Quote all of the data that follows exactly as written, skipping the images.
--- Start of Excerpted data ---
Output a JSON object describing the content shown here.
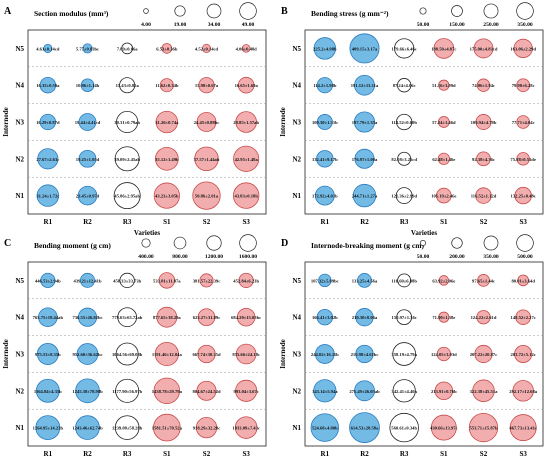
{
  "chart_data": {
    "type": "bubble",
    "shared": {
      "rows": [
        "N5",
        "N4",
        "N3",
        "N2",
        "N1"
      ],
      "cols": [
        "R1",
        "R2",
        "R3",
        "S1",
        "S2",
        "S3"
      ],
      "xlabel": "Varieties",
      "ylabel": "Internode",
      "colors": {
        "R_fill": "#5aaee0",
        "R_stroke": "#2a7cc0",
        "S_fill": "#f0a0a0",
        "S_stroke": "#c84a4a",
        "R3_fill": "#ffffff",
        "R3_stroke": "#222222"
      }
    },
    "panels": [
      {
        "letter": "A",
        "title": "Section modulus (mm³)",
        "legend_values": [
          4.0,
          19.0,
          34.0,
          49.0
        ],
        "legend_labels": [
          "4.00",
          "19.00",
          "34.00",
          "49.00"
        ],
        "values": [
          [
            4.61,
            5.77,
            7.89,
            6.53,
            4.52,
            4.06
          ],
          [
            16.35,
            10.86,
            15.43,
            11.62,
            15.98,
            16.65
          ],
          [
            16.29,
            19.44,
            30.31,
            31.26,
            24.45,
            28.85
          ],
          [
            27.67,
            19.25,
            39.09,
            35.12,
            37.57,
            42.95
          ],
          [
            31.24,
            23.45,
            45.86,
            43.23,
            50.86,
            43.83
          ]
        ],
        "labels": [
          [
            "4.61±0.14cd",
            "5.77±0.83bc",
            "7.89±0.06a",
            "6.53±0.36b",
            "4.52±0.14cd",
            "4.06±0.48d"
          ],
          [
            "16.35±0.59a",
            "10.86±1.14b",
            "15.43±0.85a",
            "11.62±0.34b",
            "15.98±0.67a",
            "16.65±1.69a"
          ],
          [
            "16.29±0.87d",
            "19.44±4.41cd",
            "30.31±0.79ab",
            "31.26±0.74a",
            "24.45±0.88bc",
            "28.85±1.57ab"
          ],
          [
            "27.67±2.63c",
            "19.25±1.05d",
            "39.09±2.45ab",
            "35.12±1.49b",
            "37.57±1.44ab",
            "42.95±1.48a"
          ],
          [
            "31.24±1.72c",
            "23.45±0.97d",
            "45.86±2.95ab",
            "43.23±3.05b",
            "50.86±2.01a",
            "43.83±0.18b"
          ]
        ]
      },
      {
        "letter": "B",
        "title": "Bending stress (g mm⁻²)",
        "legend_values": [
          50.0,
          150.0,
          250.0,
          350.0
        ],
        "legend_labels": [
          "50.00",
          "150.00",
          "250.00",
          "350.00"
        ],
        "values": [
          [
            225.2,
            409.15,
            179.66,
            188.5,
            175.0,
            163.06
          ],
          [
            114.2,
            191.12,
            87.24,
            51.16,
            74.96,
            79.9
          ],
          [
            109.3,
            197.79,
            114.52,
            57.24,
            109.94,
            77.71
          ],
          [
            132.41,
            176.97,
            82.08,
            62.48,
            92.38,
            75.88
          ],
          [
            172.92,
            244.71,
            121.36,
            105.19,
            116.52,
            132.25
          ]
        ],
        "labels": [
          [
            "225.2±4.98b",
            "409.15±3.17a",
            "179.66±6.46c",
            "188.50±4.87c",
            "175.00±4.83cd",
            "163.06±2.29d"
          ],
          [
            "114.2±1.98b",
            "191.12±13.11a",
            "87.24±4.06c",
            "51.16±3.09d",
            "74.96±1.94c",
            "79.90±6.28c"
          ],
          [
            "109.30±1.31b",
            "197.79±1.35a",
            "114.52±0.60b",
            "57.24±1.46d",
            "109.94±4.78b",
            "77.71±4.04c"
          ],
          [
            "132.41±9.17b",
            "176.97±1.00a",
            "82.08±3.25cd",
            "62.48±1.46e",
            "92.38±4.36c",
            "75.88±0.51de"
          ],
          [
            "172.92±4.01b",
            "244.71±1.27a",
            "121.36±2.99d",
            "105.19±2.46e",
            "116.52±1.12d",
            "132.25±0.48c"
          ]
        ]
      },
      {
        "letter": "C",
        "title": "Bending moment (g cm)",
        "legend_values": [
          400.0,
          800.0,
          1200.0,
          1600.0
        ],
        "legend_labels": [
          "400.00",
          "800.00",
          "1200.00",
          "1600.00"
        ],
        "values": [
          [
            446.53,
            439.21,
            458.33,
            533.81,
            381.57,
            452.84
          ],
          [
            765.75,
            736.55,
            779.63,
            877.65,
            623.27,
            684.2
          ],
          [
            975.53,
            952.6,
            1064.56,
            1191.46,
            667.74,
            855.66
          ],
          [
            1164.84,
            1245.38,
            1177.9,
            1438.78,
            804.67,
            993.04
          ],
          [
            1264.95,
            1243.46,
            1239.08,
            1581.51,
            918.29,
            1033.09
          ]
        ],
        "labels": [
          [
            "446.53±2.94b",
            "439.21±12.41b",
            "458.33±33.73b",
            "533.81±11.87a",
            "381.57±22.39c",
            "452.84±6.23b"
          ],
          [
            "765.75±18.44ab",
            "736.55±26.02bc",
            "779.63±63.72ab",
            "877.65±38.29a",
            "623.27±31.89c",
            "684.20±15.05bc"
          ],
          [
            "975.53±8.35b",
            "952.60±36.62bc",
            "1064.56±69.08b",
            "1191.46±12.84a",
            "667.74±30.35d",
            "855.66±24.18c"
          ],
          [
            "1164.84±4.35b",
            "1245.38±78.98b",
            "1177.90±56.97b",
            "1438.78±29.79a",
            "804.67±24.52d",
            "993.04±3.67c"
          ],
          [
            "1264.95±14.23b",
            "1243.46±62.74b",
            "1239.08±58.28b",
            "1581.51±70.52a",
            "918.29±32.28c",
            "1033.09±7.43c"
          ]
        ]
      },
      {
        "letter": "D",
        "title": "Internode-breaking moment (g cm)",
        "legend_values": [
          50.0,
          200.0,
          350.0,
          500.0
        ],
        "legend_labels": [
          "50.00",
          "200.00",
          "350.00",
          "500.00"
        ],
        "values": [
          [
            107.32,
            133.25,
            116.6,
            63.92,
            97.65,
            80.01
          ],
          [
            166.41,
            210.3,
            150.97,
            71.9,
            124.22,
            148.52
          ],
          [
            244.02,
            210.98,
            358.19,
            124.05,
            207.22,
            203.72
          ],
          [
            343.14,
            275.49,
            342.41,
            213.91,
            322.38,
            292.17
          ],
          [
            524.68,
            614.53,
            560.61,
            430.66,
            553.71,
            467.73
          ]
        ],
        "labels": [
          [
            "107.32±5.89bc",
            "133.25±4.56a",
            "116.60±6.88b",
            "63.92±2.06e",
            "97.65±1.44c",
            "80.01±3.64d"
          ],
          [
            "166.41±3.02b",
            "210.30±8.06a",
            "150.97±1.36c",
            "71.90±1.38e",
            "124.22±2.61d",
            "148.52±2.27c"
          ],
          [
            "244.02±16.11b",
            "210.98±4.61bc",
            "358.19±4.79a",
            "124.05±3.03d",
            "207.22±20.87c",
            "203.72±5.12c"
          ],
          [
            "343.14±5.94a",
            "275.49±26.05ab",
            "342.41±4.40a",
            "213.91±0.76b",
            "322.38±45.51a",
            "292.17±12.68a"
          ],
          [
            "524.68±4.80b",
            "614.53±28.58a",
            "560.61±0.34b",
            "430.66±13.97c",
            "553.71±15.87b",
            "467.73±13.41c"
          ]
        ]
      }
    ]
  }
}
--- End of Excerpted data ---
● **Response to this task**:
Output a JSON object describing the content shown here.
{
  "chart_data": {
    "type": "bubble",
    "shared": {
      "rows": [
        "N5",
        "N4",
        "N3",
        "N2",
        "N1"
      ],
      "cols": [
        "R1",
        "R2",
        "R3",
        "S1",
        "S2",
        "S3"
      ],
      "xlabel": "Varieties",
      "ylabel": "Internode",
      "colors": {
        "R_fill": "#5aaee0",
        "R_stroke": "#2a7cc0",
        "S_fill": "#f0a0a0",
        "S_stroke": "#c84a4a",
        "R3_fill": "#ffffff",
        "R3_stroke": "#222222"
      }
    },
    "panels": [
      {
        "letter": "A",
        "title": "Section modulus (mm³)",
        "legend_values": [
          4.0,
          19.0,
          34.0,
          49.0
        ],
        "legend_labels": [
          "4.00",
          "19.00",
          "34.00",
          "49.00"
        ],
        "values": [
          [
            4.61,
            5.77,
            7.89,
            6.53,
            4.52,
            4.06
          ],
          [
            16.35,
            10.86,
            15.43,
            11.62,
            15.98,
            16.65
          ],
          [
            16.29,
            19.44,
            30.31,
            31.26,
            24.45,
            28.85
          ],
          [
            27.67,
            19.25,
            39.09,
            35.12,
            37.57,
            42.95
          ],
          [
            31.24,
            23.45,
            45.86,
            43.23,
            50.86,
            43.83
          ]
        ],
        "labels": [
          [
            "4.61±0.14cd",
            "5.77±0.83bc",
            "7.89±0.06a",
            "6.53±0.36b",
            "4.52±0.14cd",
            "4.06±0.48d"
          ],
          [
            "16.35±0.59a",
            "10.86±1.14b",
            "15.43±0.85a",
            "11.62±0.34b",
            "15.98±0.67a",
            "16.65±1.69a"
          ],
          [
            "16.29±0.87d",
            "19.44±4.41cd",
            "30.31±0.79ab",
            "31.26±0.74a",
            "24.45±0.88bc",
            "28.85±1.57ab"
          ],
          [
            "27.67±2.63c",
            "19.25±1.05d",
            "39.09±2.45ab",
            "35.12±1.49b",
            "37.57±1.44ab",
            "42.95±1.48a"
          ],
          [
            "31.24±1.72c",
            "23.45±0.97d",
            "45.86±2.95ab",
            "43.23±3.05b",
            "50.86±2.01a",
            "43.83±0.18b"
          ]
        ]
      },
      {
        "letter": "B",
        "title": "Bending stress (g mm⁻²)",
        "legend_values": [
          50.0,
          150.0,
          250.0,
          350.0
        ],
        "legend_labels": [
          "50.00",
          "150.00",
          "250.00",
          "350.00"
        ],
        "values": [
          [
            225.2,
            409.15,
            179.66,
            188.5,
            175.0,
            163.06
          ],
          [
            114.2,
            191.12,
            87.24,
            51.16,
            74.96,
            79.9
          ],
          [
            109.3,
            197.79,
            114.52,
            57.24,
            109.94,
            77.71
          ],
          [
            132.41,
            176.97,
            82.08,
            62.48,
            92.38,
            75.88
          ],
          [
            172.92,
            244.71,
            121.36,
            105.19,
            116.52,
            132.25
          ]
        ],
        "labels": [
          [
            "225.2±4.98b",
            "409.15±3.17a",
            "179.66±6.46c",
            "188.50±4.87c",
            "175.00±4.83cd",
            "163.06±2.29d"
          ],
          [
            "114.2±1.98b",
            "191.12±13.11a",
            "87.24±4.06c",
            "51.16±3.09d",
            "74.96±1.94c",
            "79.90±6.28c"
          ],
          [
            "109.30±1.31b",
            "197.79±1.35a",
            "114.52±0.60b",
            "57.24±1.46d",
            "109.94±4.78b",
            "77.71±4.04c"
          ],
          [
            "132.41±9.17b",
            "176.97±1.00a",
            "82.08±3.25cd",
            "62.48±1.46e",
            "92.38±4.36c",
            "75.88±0.51de"
          ],
          [
            "172.92±4.01b",
            "244.71±1.27a",
            "121.36±2.99d",
            "105.19±2.46e",
            "116.52±1.12d",
            "132.25±0.48c"
          ]
        ]
      },
      {
        "letter": "C",
        "title": "Bending moment (g cm)",
        "legend_values": [
          400.0,
          800.0,
          1200.0,
          1600.0
        ],
        "legend_labels": [
          "400.00",
          "800.00",
          "1200.00",
          "1600.00"
        ],
        "values": [
          [
            446.53,
            439.21,
            458.33,
            533.81,
            381.57,
            452.84
          ],
          [
            765.75,
            736.55,
            779.63,
            877.65,
            623.27,
            684.2
          ],
          [
            975.53,
            952.6,
            1064.56,
            1191.46,
            667.74,
            855.66
          ],
          [
            1164.84,
            1245.38,
            1177.9,
            1438.78,
            804.67,
            993.04
          ],
          [
            1264.95,
            1243.46,
            1239.08,
            1581.51,
            918.29,
            1033.09
          ]
        ],
        "labels": [
          [
            "446.53±2.94b",
            "439.21±12.41b",
            "458.33±33.73b",
            "533.81±11.87a",
            "381.57±22.39c",
            "452.84±6.23b"
          ],
          [
            "765.75±18.44ab",
            "736.55±26.02bc",
            "779.63±63.72ab",
            "877.65±38.29a",
            "623.27±31.89c",
            "684.20±15.05bc"
          ],
          [
            "975.53±8.35b",
            "952.60±36.62bc",
            "1064.56±69.08b",
            "1191.46±12.84a",
            "667.74±30.35d",
            "855.66±24.18c"
          ],
          [
            "1164.84±4.35b",
            "1245.38±78.98b",
            "1177.90±56.97b",
            "1438.78±29.79a",
            "804.67±24.52d",
            "993.04±3.67c"
          ],
          [
            "1264.95±14.23b",
            "1243.46±62.74b",
            "1239.08±58.28b",
            "1581.51±70.52a",
            "918.29±32.28c",
            "1033.09±7.43c"
          ]
        ]
      },
      {
        "letter": "D",
        "title": "Internode-breaking moment (g cm)",
        "legend_values": [
          50.0,
          200.0,
          350.0,
          500.0
        ],
        "legend_labels": [
          "50.00",
          "200.00",
          "350.00",
          "500.00"
        ],
        "values": [
          [
            107.32,
            133.25,
            116.6,
            63.92,
            97.65,
            80.01
          ],
          [
            166.41,
            210.3,
            150.97,
            71.9,
            124.22,
            148.52
          ],
          [
            244.02,
            210.98,
            358.19,
            124.05,
            207.22,
            203.72
          ],
          [
            343.14,
            275.49,
            342.41,
            213.91,
            322.38,
            292.17
          ],
          [
            524.68,
            614.53,
            560.61,
            430.66,
            553.71,
            467.73
          ]
        ],
        "labels": [
          [
            "107.32±5.89bc",
            "133.25±4.56a",
            "116.60±6.88b",
            "63.92±2.06e",
            "97.65±1.44c",
            "80.01±3.64d"
          ],
          [
            "166.41±3.02b",
            "210.30±8.06a",
            "150.97±1.36c",
            "71.90±1.38e",
            "124.22±2.61d",
            "148.52±2.27c"
          ],
          [
            "244.02±16.11b",
            "210.98±4.61bc",
            "358.19±4.79a",
            "124.05±3.03d",
            "207.22±20.87c",
            "203.72±5.12c"
          ],
          [
            "343.14±5.94a",
            "275.49±26.05ab",
            "342.41±4.40a",
            "213.91±0.76b",
            "322.38±45.51a",
            "292.17±12.68a"
          ],
          [
            "524.68±4.80b",
            "614.53±28.58a",
            "560.61±0.34b",
            "430.66±13.97c",
            "553.71±15.87b",
            "467.73±13.41c"
          ]
        ]
      }
    ]
  }
}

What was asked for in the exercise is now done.